- Material supplied -
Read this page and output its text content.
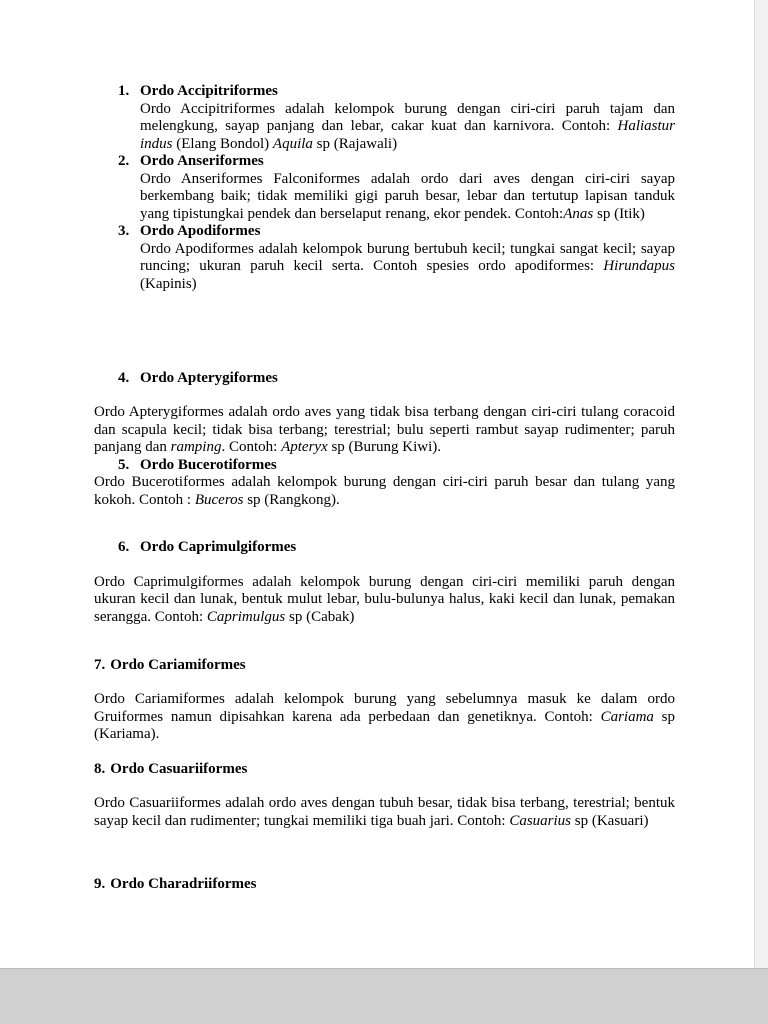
1. Ordo Accipitriformes

Ordo Accipitriformes adalah kelompok burung dengan ciri-ciri paruh tajam dan melengkung, sayap panjang dan lebar, cakar kuat dan karnivora. Contoh: Haliastur indus (Elang Bondol) Aquila sp (Rajawali)

2. Ordo Anseriformes

Ordo Anseriformes Falconiformes adalah ordo dari aves dengan ciri-ciri sayap berkembang baik; tidak memiliki gigi paruh besar, lebar dan tertutup lapisan tanduk yang tipistungkai pendek dan berselaput renang, ekor pendek. Contoh:Anas sp (Itik)

3. Ordo Apodiformes

Ordo Apodiformes adalah kelompok burung bertubuh kecil; tungkai sangat kecil; sayap runcing; ukuran paruh kecil serta. Contoh spesies ordo apodiformes: Hirundapus (Kapinis)

4. Ordo Apterygiformes

Ordo Apterygiformes adalah ordo aves yang tidak bisa terbang dengan ciri-ciri tulang coracoid dan scapula kecil; tidak bisa terbang; terestrial; bulu seperti rambut sayap rudimenter; paruh panjang dan ramping. Contoh: Apteryx sp (Burung Kiwi).

5. Ordo Bucerotiformes

Ordo Bucerotiformes adalah kelompok burung dengan ciri-ciri paruh besar dan tulang yang kokoh. Contoh : Buceros sp (Rangkong).

6. Ordo Caprimulgiformes

Ordo Caprimulgiformes adalah kelompok burung dengan ciri-ciri memiliki paruh dengan ukuran kecil dan lunak, bentuk mulut lebar, bulu-bulunya halus, kaki kecil dan lunak, pemakan serangga. Contoh: Caprimulgus sp (Cabak)

7. Ordo Cariamiformes

Ordo Cariamiformes adalah kelompok burung yang sebelumnya masuk ke dalam ordo Gruiformes namun dipisahkan karena ada perbedaan dan genetiknya. Contoh: Cariama sp (Kariama).

8. Ordo Casuariiformes

Ordo Casuariiformes adalah ordo aves dengan tubuh besar, tidak bisa terbang, terestrial; bentuk sayap kecil dan rudimenter; tungkai memiliki tiga buah jari. Contoh: Casuarius sp (Kasuari)

9. Ordo Charadriiformes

- What the task requires -
Copy out every line from the material above in which the word "Apterygiformes" appears.

- Exercise result -
4. Ordo Apterygiformes
Ordo Apterygiformes adalah ordo aves yang tidak bisa terbang dengan ciri-ciri tulang coracoid dan scapula kecil; tidak bisa terbang; terestrial; bulu seperti rambut sayap rudimenter; paruh panjang dan ramping. Contoh: Apteryx sp (Burung Kiwi).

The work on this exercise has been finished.